• _Task prompt_
Using the records provided below, locate and copy each line that contains the word "content".

• _Stored rows_

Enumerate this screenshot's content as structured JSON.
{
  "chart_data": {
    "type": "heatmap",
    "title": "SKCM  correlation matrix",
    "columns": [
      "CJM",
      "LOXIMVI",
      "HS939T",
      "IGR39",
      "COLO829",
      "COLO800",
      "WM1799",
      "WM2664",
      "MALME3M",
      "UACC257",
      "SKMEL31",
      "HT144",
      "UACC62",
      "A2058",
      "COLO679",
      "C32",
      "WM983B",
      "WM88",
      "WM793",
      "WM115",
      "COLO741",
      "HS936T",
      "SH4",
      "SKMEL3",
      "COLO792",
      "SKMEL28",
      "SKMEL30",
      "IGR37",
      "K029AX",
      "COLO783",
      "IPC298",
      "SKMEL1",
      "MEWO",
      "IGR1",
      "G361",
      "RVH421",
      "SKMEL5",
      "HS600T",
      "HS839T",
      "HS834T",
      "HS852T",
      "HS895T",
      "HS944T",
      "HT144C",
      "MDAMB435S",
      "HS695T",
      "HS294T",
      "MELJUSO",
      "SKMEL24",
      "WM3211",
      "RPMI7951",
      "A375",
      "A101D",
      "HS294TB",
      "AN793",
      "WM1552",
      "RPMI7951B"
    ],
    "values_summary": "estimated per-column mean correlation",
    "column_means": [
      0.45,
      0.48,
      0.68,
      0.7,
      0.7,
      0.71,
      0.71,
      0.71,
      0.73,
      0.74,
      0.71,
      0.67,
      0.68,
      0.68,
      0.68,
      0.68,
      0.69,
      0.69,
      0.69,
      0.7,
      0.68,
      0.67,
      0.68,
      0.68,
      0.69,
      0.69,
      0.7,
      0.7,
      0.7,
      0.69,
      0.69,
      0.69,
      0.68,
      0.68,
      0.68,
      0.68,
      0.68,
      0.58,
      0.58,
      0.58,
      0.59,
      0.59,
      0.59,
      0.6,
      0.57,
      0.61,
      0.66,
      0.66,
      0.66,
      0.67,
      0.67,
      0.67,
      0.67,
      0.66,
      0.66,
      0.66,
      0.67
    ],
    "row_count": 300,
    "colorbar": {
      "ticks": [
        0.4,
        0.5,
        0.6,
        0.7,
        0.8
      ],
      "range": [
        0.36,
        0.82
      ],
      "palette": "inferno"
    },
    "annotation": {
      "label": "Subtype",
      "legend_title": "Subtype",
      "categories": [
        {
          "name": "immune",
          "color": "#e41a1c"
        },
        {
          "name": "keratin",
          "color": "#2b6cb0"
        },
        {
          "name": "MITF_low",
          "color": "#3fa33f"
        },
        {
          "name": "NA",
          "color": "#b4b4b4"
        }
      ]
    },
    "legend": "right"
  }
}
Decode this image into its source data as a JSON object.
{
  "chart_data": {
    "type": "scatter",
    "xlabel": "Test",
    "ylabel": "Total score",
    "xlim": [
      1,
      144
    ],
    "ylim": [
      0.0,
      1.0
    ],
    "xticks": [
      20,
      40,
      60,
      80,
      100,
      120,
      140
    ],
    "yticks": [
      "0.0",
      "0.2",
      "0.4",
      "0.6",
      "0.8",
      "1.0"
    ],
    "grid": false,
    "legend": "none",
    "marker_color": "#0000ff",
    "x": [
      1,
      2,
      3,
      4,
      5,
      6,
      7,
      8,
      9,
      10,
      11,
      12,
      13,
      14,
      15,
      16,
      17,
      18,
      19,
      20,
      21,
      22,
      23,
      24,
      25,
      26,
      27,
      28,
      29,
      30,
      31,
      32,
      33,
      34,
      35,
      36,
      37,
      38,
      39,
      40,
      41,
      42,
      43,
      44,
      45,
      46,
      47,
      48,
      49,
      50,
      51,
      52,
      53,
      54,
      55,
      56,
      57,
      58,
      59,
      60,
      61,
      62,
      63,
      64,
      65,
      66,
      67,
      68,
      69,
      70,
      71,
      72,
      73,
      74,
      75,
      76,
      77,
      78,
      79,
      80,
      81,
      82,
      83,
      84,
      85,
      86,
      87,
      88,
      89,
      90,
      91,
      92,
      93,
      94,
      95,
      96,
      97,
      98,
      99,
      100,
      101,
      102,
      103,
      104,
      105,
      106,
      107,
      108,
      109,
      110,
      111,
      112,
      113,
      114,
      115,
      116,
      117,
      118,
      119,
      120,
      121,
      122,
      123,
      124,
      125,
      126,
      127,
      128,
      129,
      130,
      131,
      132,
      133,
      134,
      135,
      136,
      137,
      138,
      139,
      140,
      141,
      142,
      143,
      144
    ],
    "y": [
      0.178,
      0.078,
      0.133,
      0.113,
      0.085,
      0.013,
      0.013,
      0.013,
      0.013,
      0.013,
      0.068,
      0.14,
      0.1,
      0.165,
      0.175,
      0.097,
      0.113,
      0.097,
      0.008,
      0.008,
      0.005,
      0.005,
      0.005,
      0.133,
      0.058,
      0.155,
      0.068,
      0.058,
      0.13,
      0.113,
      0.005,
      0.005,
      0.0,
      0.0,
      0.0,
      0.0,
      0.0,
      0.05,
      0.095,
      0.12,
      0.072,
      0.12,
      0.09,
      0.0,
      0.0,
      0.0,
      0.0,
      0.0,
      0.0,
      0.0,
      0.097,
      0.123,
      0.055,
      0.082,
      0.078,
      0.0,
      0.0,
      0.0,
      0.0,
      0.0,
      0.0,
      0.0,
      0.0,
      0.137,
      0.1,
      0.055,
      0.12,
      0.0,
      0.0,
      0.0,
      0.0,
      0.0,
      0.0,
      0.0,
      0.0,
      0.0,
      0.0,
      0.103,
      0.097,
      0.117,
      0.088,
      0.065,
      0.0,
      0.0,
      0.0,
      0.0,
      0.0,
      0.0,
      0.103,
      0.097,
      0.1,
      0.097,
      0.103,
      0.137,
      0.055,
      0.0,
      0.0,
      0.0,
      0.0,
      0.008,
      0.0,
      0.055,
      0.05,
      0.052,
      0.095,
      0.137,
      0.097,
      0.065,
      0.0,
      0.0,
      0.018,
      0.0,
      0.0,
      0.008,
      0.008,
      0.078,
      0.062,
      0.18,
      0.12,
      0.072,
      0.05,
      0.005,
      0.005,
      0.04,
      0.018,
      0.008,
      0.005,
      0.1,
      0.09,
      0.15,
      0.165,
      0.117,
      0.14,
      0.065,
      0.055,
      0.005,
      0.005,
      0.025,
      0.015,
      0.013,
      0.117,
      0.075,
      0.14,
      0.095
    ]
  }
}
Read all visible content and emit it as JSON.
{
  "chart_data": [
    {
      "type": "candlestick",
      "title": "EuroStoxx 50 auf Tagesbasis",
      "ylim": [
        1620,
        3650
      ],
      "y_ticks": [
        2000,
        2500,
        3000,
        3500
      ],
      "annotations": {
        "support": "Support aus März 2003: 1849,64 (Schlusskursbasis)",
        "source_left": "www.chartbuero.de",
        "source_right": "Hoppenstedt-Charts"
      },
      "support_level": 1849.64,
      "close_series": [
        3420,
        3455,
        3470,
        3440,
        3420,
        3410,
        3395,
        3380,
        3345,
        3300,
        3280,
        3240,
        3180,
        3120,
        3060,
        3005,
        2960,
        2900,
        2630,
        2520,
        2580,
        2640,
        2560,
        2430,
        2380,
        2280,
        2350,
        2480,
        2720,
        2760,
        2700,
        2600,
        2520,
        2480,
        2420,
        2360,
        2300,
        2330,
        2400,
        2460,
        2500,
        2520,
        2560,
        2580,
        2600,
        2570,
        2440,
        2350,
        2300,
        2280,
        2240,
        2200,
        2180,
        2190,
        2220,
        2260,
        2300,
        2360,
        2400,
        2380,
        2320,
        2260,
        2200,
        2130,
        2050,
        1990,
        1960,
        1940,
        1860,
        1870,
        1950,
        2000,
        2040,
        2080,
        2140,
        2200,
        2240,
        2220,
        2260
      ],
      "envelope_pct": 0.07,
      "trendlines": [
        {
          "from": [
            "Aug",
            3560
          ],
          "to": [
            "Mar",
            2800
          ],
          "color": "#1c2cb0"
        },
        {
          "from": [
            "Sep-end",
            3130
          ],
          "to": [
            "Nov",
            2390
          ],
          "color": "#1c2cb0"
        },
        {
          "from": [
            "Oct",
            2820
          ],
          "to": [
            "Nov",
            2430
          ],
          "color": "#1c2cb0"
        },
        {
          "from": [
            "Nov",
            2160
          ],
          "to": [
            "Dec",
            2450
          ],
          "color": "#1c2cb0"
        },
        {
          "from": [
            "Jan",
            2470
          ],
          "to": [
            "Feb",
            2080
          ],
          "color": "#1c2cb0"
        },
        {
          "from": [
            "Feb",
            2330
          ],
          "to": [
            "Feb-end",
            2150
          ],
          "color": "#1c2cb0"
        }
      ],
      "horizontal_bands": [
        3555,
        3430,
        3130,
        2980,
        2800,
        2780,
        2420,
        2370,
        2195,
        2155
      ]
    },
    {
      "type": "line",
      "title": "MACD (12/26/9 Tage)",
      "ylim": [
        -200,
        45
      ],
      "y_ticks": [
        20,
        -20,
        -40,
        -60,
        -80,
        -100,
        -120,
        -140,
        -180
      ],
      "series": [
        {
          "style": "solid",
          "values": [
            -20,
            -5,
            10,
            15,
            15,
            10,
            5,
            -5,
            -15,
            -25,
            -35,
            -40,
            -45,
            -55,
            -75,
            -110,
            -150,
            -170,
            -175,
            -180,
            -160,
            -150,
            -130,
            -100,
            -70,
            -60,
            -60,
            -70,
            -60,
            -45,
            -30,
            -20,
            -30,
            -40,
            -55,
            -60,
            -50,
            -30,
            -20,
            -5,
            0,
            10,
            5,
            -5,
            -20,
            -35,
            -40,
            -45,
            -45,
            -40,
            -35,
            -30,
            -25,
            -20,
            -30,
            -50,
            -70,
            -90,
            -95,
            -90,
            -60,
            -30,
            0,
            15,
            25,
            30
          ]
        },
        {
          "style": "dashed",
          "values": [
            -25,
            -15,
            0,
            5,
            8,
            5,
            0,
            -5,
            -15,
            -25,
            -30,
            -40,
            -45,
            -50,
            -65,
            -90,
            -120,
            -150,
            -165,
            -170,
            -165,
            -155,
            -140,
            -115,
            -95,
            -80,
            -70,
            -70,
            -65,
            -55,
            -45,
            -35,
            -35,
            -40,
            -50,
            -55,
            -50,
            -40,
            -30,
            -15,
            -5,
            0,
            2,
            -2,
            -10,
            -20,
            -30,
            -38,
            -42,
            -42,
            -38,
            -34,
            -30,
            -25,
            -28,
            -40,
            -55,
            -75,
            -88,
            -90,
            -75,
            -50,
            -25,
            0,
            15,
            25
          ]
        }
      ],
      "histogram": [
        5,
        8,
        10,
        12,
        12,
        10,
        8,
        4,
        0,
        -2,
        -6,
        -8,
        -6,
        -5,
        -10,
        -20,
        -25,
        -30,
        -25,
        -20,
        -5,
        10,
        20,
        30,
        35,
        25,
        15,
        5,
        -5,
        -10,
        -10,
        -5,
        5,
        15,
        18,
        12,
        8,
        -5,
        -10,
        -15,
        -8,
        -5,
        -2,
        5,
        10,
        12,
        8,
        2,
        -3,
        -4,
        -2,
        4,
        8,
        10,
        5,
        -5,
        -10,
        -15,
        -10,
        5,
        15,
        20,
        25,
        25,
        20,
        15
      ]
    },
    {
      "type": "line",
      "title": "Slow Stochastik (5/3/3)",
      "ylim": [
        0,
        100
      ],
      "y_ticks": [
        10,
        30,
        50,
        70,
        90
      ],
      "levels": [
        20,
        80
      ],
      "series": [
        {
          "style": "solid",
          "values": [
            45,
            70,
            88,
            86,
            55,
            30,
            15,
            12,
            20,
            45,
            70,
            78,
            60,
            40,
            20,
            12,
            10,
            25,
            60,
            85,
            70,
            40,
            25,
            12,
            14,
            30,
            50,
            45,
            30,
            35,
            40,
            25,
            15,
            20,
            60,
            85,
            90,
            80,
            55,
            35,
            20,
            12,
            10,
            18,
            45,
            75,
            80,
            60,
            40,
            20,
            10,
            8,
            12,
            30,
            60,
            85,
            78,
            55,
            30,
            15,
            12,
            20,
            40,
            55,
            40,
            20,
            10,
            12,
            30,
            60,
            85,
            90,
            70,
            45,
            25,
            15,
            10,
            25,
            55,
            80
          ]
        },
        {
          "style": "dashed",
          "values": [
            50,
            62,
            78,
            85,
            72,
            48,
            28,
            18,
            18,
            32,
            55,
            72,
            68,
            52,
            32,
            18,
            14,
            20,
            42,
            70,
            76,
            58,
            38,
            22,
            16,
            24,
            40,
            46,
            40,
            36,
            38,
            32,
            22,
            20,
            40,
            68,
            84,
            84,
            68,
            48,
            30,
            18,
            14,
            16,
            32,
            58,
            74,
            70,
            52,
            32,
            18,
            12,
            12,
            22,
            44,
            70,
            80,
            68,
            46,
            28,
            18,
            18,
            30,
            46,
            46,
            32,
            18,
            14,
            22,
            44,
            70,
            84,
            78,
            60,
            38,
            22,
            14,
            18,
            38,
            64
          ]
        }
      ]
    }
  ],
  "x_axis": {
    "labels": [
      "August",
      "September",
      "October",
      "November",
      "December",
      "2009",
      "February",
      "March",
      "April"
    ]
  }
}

• _Task solution_
Enumerate this screenshot's content as structured JSON.
Read all visible content and emit it as JSON.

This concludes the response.